GIVEN TASK
Copy the data that follows, character for character, minus the pictures.

Data records
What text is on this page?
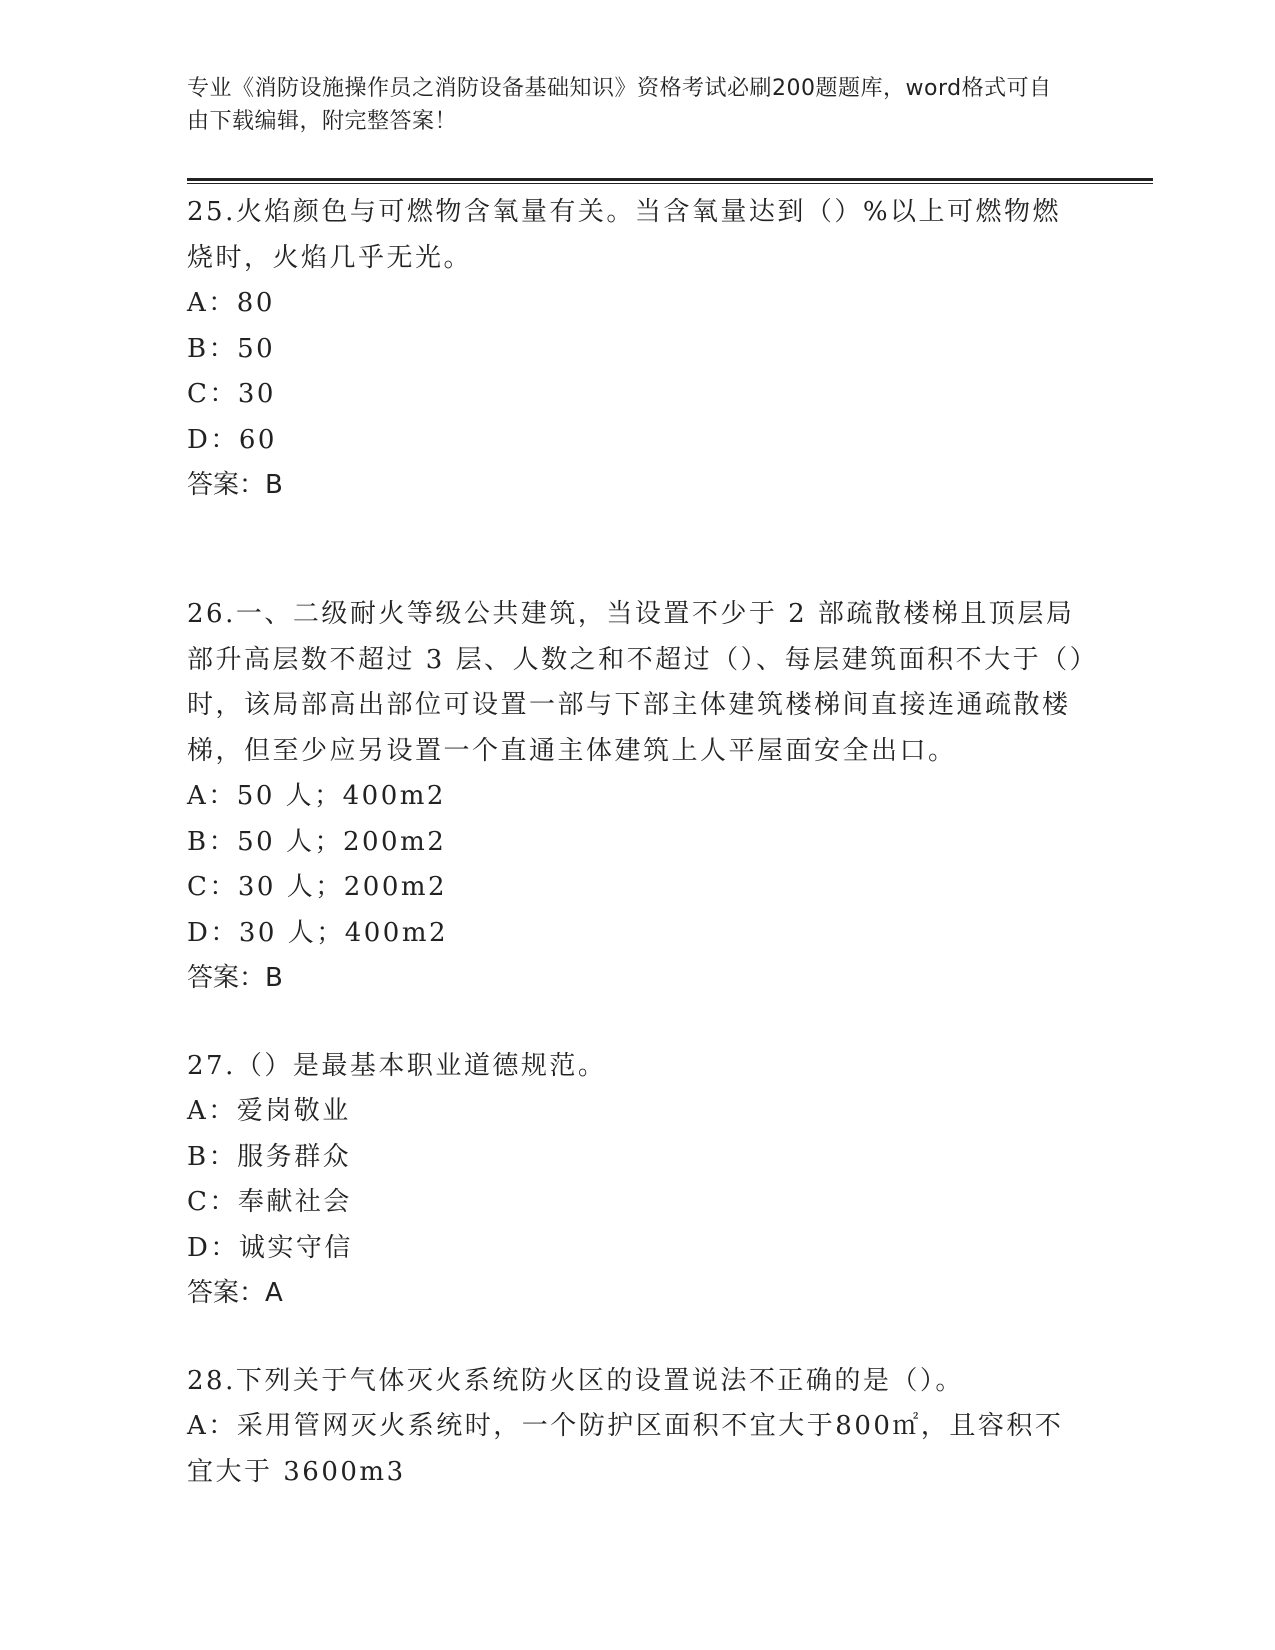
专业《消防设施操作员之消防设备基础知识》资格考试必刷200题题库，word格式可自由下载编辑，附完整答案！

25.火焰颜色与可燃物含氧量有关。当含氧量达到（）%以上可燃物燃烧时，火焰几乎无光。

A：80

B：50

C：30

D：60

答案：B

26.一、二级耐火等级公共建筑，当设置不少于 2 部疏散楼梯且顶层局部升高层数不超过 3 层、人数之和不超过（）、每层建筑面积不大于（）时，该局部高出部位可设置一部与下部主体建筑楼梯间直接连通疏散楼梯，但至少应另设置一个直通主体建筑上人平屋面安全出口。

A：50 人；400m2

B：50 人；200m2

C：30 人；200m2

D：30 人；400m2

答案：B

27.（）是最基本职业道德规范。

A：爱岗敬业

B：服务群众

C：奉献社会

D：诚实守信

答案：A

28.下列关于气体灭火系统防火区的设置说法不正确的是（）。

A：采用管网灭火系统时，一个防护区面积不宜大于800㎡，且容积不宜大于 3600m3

OUTPUT FOR THIS TASK
What text is on this page?
专业《消防设施操作员之消防设备基础知识》资格考试必刷200题题库，word格式可自由下载编辑，附完整答案！

25.火焰颜色与可燃物含氧量有关。当含氧量达到（）%以上可燃物燃烧时，火焰几乎无光。

A：80

B：50

C：30

D：60

答案：B

26.一、二级耐火等级公共建筑，当设置不少于 2 部疏散楼梯且顶层局部升高层数不超过 3 层、人数之和不超过（）、每层建筑面积不大于（）时，该局部高出部位可设置一部与下部主体建筑楼梯间直接连通疏散楼梯，但至少应另设置一个直通主体建筑上人平屋面安全出口。

A：50 人；400m2

B：50 人；200m2

C：30 人；200m2

D：30 人；400m2

答案：B

27.（）是最基本职业道德规范。

A：爱岗敬业

B：服务群众

C：奉献社会

D：诚实守信

答案：A

28.下列关于气体灭火系统防火区的设置说法不正确的是（）。

A：采用管网灭火系统时，一个防护区面积不宜大于800㎡，且容积不宜大于 3600m3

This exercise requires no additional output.